The line containing "What's the underlying" marks where to begin; quote it and every line after it through the end of the data, exactly as written.

————

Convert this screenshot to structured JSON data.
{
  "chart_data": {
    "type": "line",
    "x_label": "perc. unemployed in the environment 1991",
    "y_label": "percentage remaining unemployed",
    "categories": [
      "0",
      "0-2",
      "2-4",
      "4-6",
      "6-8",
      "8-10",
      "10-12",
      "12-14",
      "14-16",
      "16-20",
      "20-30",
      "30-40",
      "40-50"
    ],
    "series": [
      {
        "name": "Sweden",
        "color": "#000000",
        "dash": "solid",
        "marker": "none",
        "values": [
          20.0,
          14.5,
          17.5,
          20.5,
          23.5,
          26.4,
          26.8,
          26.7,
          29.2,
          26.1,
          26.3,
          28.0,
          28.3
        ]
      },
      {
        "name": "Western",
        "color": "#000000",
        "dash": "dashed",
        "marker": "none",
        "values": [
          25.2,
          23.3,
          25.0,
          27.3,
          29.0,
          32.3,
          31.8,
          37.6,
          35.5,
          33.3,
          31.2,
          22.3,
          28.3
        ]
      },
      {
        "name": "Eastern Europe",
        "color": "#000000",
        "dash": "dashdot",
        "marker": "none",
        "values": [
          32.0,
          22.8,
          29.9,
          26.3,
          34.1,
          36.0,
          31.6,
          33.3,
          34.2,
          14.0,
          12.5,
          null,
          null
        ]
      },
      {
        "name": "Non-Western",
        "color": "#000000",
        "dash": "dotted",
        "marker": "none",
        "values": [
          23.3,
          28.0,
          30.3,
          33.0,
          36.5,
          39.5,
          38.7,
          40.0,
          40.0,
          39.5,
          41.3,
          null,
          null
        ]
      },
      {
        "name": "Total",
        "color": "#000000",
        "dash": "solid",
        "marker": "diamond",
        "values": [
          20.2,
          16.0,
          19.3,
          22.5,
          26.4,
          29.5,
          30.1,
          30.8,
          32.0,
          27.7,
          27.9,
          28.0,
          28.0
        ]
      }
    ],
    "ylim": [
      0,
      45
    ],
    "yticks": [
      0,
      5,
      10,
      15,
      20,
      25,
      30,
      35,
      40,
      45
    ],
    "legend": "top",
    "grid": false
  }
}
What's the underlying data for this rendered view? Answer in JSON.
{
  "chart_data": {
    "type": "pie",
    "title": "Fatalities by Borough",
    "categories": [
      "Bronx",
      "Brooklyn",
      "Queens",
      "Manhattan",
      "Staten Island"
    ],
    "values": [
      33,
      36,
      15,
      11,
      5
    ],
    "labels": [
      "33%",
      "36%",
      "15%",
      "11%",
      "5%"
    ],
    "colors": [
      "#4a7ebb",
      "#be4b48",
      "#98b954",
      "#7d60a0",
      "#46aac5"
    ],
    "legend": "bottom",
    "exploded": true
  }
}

————

**Correct output:**
What's the underlying data for this rendered view? Answer in JSON.
{
  "chart_data": {
    "type": "pie",
    "title": "Fatalities by Borough",
    "categories": [
      "Bronx",
      "Brooklyn",
      "Queens",
      "Manhattan",
      "Staten Island"
    ],
    "values": [
      33,
      36,
      15,
      11,
      5
    ],
    "labels": [
      "33%",
      "36%",
      "15%",
      "11%",
      "5%"
    ],
    "colors": [
      "#4a7ebb",
      "#be4b48",
      "#98b954",
      "#7d60a0",
      "#46aac5"
    ],
    "legend": "bottom",
    "exploded": true
  }
}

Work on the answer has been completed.